SHORT EXERCISE:
Go through the entries below and print each one exactly, leaving out pictures.
-- start --
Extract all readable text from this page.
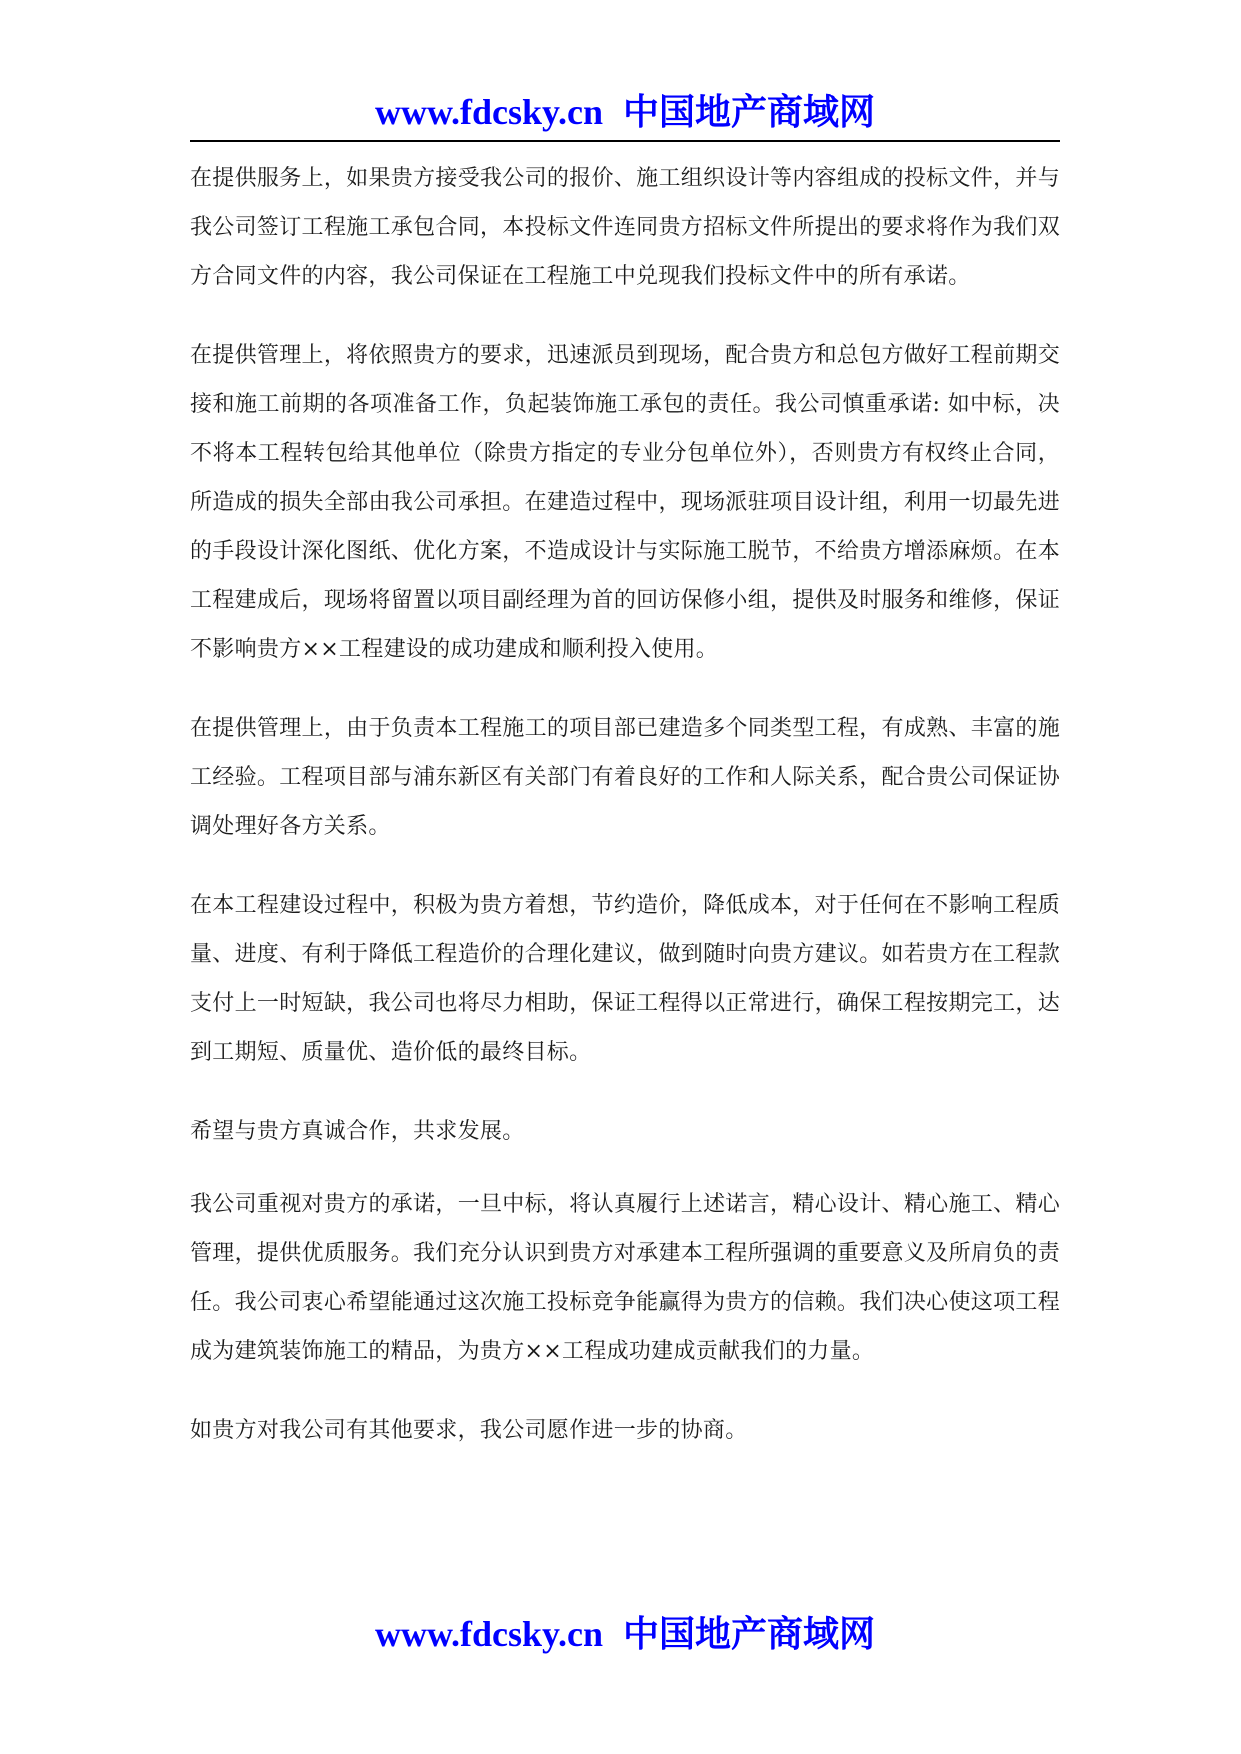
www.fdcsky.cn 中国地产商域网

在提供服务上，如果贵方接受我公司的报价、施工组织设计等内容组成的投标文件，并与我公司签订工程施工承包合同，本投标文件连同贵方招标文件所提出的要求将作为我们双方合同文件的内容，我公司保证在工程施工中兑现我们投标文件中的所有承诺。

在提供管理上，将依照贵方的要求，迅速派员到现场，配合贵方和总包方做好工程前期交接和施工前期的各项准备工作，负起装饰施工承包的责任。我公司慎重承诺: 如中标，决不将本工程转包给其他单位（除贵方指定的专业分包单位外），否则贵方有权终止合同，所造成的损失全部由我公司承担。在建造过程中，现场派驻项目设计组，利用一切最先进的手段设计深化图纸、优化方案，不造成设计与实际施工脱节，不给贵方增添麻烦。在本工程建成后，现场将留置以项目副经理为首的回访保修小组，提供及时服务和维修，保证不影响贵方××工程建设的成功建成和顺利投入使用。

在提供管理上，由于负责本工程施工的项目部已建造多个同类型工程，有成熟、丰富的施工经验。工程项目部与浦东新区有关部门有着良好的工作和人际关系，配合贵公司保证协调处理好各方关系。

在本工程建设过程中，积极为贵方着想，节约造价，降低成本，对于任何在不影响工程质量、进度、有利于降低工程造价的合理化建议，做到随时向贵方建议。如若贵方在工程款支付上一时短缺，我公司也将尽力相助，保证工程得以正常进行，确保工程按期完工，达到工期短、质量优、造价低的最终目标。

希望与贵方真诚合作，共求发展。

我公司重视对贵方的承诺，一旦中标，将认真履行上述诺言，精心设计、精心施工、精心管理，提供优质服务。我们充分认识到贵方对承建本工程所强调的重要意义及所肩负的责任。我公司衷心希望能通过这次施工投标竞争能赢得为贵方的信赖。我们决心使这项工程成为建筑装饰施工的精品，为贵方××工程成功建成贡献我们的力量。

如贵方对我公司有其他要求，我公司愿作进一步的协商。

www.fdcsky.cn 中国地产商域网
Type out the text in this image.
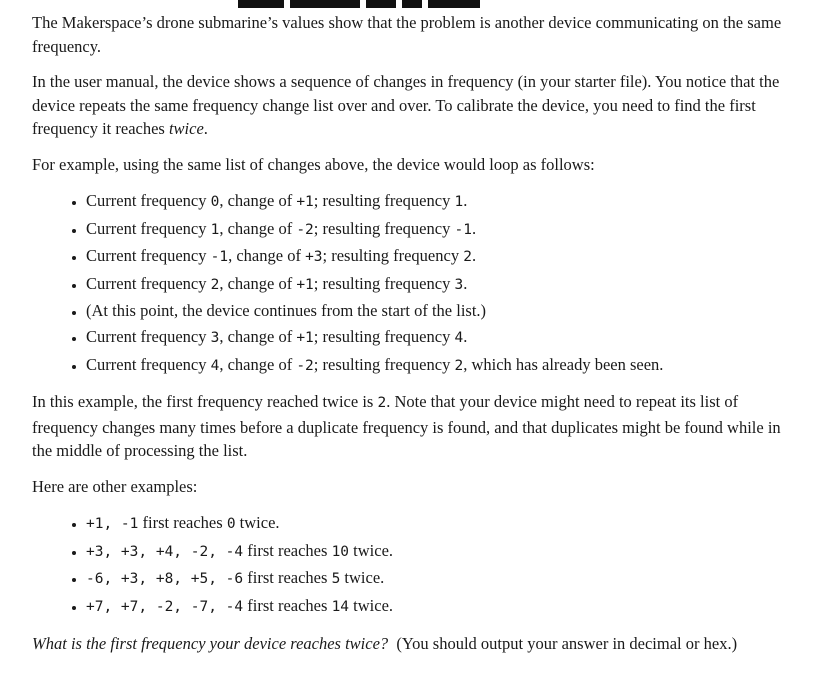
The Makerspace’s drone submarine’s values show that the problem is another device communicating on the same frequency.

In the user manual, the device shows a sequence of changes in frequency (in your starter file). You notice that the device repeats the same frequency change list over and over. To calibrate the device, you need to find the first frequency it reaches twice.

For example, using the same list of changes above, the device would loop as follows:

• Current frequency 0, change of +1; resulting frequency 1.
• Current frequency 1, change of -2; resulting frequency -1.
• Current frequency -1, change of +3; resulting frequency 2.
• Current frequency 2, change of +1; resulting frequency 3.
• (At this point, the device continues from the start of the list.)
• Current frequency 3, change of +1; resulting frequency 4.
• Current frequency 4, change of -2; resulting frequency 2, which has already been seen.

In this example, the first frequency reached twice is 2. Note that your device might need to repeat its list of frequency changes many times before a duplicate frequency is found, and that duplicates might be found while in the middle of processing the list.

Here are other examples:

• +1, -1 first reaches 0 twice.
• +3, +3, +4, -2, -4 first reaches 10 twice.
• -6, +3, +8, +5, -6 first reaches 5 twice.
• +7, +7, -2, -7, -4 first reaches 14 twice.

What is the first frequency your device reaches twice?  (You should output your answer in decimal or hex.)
-- end --
ANSWER IN FULL:
Extract all readable text from this page.
www.fdcsky.cn 中国地产商域网

在提供服务上，如果贵方接受我公司的报价、施工组织设计等内容组成的投标文件，并与我公司签订工程施工承包合同，本投标文件连同贵方招标文件所提出的要求将作为我们双方合同文件的内容，我公司保证在工程施工中兑现我们投标文件中的所有承诺。

在提供管理上，将依照贵方的要求，迅速派员到现场，配合贵方和总包方做好工程前期交接和施工前期的各项准备工作，负起装饰施工承包的责任。我公司慎重承诺: 如中标，决不将本工程转包给其他单位（除贵方指定的专业分包单位外），否则贵方有权终止合同，所造成的损失全部由我公司承担。在建造过程中，现场派驻项目设计组，利用一切最先进的手段设计深化图纸、优化方案，不造成设计与实际施工脱节，不给贵方增添麻烦。在本工程建成后，现场将留置以项目副经理为首的回访保修小组，提供及时服务和维修，保证不影响贵方××工程建设的成功建成和顺利投入使用。

在提供管理上，由于负责本工程施工的项目部已建造多个同类型工程，有成熟、丰富的施工经验。工程项目部与浦东新区有关部门有着良好的工作和人际关系，配合贵公司保证协调处理好各方关系。

在本工程建设过程中，积极为贵方着想，节约造价，降低成本，对于任何在不影响工程质量、进度、有利于降低工程造价的合理化建议，做到随时向贵方建议。如若贵方在工程款支付上一时短缺，我公司也将尽力相助，保证工程得以正常进行，确保工程按期完工，达到工期短、质量优、造价低的最终目标。

希望与贵方真诚合作，共求发展。

我公司重视对贵方的承诺，一旦中标，将认真履行上述诺言，精心设计、精心施工、精心管理，提供优质服务。我们充分认识到贵方对承建本工程所强调的重要意义及所肩负的责任。我公司衷心希望能通过这次施工投标竞争能赢得为贵方的信赖。我们决心使这项工程成为建筑装饰施工的精品，为贵方××工程成功建成贡献我们的力量。

如贵方对我公司有其他要求，我公司愿作进一步的协商。

www.fdcsky.cn 中国地产商域网
Type out the text in this image.
The Makerspace’s drone submarine’s values show that the problem is another device communicating on the same frequency.

In the user manual, the device shows a sequence of changes in frequency (in your starter file). You notice that the device repeats the same frequency change list over and over. To calibrate the device, you need to find the first frequency it reaches twice.

For example, using the same list of changes above, the device would loop as follows:

• Current frequency 0, change of +1; resulting frequency 1.
• Current frequency 1, change of -2; resulting frequency -1.
• Current frequency -1, change of +3; resulting frequency 2.
• Current frequency 2, change of +1; resulting frequency 3.
• (At this point, the device continues from the start of the list.)
• Current frequency 3, change of +1; resulting frequency 4.
• Current frequency 4, change of -2; resulting frequency 2, which has already been seen.

In this example, the first frequency reached twice is 2. Note that your device might need to repeat its list of frequency changes many times before a duplicate frequency is found, and that duplicates might be found while in the middle of processing the list.

Here are other examples:

• +1, -1 first reaches 0 twice.
• +3, +3, +4, -2, -4 first reaches 10 twice.
• -6, +3, +8, +5, -6 first reaches 5 twice.
• +7, +7, -2, -7, -4 first reaches 14 twice.

What is the first frequency your device reaches twice?  (You should output your answer in decimal or hex.)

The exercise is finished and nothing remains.